* **Extrait de page**:
--------

La radicalité de la passion est là pour nous rappeler ce que nous voulons, mais la raison est là pour nous rappeler le coût de chaque exigence. Et là, il nous faut nous poser la bonne question : qu’est-ce que nous sommes prêt à payer et pourquoi ?

Le risque est énorme, si nous baissons la garde, de voir ce Régime revenir à ses habitudes. Nous le savons. Il a sept vies et nous n’en avons qu’une. Parfois à peine. Mais le risque est là aussi si nous confondons la beauté d’une révolution et la nécessité d’une solution.

Là, en ces moments, je ressens ce que mon amis SAS a résumé par une fulgurante formule «mort d’inquiétude, vivant d’espoir». Et je regarde mes enfants et je cherche dans leurs yeux quelque chose.

Si nous allons vers une radicalité exigeante, le Régime va tomber, entièrement et la question est : est-on capable de le remplacer ? Comment dans l’immédiat ? Par qui ? Si nous nous sommes même pas entendus pour trouver un consensus dans la rue, le pourrons-nous aux portes des Palais vidés ? Si nous avons pris l’habitude de décapiter nos élites dans la rue, qui va oser prendre les devants au cœur du chaos possible ?

Étrange situation au final : nous marchons, nous protestons, nous demandons une solution à celui-là même que nous refusons : le Régime. Nous ne l’avons pas remplacé, et nous voulons qu’il nous offre la victoire et qu’il se proclame vaincu. L’a-t-on vu ailleurs de quelqu’un qui va décider de sa propre fin pour faire plaisir à son adversaire ?

L’union sacrée du Régime est un danger pour le pays. Mais notre désunion joyeuse et radicale l’est aussi. D’un côté on demande au Régime de partir et de l’autre nous voulons que cela soit lui qui trouve une solution. C’est une impossibilité.

--------

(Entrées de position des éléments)
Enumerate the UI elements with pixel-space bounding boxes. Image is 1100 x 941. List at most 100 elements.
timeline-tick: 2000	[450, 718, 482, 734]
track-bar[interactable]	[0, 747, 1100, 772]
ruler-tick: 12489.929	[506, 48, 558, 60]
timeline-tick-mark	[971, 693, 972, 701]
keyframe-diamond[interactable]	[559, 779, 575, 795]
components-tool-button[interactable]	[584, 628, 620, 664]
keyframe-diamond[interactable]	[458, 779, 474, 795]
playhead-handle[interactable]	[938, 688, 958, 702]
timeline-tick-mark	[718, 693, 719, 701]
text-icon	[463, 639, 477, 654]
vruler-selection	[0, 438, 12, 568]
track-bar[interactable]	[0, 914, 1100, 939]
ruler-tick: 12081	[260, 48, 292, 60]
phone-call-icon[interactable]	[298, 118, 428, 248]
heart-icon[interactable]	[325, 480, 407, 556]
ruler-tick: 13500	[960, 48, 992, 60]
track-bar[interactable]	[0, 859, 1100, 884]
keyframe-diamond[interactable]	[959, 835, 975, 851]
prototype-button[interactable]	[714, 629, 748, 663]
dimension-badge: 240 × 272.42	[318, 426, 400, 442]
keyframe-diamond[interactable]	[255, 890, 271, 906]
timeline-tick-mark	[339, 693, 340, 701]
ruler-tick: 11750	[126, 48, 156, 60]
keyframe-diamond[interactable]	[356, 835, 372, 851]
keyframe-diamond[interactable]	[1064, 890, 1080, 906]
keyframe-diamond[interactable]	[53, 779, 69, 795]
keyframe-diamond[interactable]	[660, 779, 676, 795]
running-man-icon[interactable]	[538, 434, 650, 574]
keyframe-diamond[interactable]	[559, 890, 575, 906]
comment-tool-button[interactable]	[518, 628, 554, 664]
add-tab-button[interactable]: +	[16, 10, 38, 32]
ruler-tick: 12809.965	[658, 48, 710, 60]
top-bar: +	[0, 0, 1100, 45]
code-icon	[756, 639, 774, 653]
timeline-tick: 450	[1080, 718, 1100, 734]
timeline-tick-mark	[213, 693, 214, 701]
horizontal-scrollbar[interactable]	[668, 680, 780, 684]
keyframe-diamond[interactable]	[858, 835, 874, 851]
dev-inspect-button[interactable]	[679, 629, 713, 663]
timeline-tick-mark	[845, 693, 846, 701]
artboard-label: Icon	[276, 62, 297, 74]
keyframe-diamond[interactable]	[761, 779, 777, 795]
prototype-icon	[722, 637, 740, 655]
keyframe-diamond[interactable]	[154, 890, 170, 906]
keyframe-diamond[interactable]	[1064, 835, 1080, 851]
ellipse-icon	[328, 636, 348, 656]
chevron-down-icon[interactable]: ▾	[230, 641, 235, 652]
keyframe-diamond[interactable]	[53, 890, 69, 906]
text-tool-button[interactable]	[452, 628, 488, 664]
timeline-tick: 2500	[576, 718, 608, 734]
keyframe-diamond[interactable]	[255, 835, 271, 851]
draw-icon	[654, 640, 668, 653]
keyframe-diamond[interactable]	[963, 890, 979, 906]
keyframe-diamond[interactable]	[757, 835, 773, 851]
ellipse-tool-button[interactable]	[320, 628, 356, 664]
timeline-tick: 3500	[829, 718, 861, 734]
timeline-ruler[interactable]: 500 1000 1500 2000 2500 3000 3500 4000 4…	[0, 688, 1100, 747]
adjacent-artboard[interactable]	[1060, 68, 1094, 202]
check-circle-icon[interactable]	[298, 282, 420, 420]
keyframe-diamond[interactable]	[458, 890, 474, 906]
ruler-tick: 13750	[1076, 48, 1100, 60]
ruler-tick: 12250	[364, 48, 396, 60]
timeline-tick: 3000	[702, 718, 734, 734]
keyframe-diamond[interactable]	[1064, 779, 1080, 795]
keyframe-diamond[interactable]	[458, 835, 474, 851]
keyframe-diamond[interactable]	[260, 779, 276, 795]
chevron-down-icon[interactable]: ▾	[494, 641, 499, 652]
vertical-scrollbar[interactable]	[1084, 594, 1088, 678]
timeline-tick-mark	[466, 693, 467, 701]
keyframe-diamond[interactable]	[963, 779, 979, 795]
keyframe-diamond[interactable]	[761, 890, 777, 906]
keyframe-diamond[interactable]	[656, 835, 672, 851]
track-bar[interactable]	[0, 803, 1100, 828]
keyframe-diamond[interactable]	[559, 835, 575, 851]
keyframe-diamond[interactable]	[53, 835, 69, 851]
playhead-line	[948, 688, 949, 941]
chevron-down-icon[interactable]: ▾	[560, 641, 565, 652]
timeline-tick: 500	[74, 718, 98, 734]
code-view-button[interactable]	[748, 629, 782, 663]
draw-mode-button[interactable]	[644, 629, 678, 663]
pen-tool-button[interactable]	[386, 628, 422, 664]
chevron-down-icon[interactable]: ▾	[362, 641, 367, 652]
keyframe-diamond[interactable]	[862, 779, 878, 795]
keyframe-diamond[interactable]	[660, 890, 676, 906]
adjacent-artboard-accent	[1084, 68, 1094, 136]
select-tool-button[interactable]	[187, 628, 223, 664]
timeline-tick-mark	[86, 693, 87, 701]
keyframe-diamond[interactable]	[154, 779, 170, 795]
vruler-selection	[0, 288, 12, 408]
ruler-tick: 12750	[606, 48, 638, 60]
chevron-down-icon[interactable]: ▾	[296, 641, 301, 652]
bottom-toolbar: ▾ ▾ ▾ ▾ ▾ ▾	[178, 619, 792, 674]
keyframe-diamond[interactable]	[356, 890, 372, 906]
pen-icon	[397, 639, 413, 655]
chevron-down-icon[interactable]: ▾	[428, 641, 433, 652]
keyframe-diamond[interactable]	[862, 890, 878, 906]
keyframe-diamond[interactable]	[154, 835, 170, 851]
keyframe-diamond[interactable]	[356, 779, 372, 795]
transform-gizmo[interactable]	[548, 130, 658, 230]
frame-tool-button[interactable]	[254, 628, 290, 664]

--------

* **Actions requises**:
[1] Reproduisez fidèlement le passage de l'extrait de page qui va de « Étrange situation au » jusqu'à « C’est une impossibilité. ».
[2] Retranscrivez à l'identique la portion du listing qui va du début jusqu'à la ligne contenant « 779, 676, 795] », cette ligne comprise.

* **Réponses aux consignes**:
[1]
Étrange situation au final : nous marchons, nous protestons, nous demandons une solution à celui-là même que nous refusons : le Régime. Nous ne l’avons pas remplacé, et nous voulons qu’il nous offre la victoire et qu’il se proclame vaincu. L’a-t-on vu ailleurs de quelqu’un qui va décider de sa propre fin pour faire plaisir à son adversaire ?

L’union sacrée du Régime est un danger pour le pays. Mais notre désunion joyeuse et radicale l’est aussi. D’un côté on demande au Régime de partir et de l’autre nous voulons que cela soit lui qui trouve une solution. C’est une impossibilité.

[2]
Enumerate the UI elements with pixel-space bounding boxes. Image is 1100 x 941. List at most 100 elements.
timeline-tick: 2000	[450, 718, 482, 734]
track-bar[interactable]	[0, 747, 1100, 772]
ruler-tick: 12489.929	[506, 48, 558, 60]
timeline-tick-mark	[971, 693, 972, 701]
keyframe-diamond[interactable]	[559, 779, 575, 795]
components-tool-button[interactable]	[584, 628, 620, 664]
keyframe-diamond[interactable]	[458, 779, 474, 795]
playhead-handle[interactable]	[938, 688, 958, 702]
timeline-tick-mark	[718, 693, 719, 701]
text-icon	[463, 639, 477, 654]
vruler-selection	[0, 438, 12, 568]
track-bar[interactable]	[0, 914, 1100, 939]
ruler-tick: 12081	[260, 48, 292, 60]
phone-call-icon[interactable]	[298, 118, 428, 248]
heart-icon[interactable]	[325, 480, 407, 556]
ruler-tick: 13500	[960, 48, 992, 60]
track-bar[interactable]	[0, 859, 1100, 884]
keyframe-diamond[interactable]	[959, 835, 975, 851]
prototype-button[interactable]	[714, 629, 748, 663]
dimension-badge: 240 × 272.42	[318, 426, 400, 442]
keyframe-diamond[interactable]	[255, 890, 271, 906]
timeline-tick-mark	[339, 693, 340, 701]
ruler-tick: 11750	[126, 48, 156, 60]
keyframe-diamond[interactable]	[356, 835, 372, 851]
keyframe-diamond[interactable]	[1064, 890, 1080, 906]
keyframe-diamond[interactable]	[53, 779, 69, 795]
keyframe-diamond[interactable]	[660, 779, 676, 795]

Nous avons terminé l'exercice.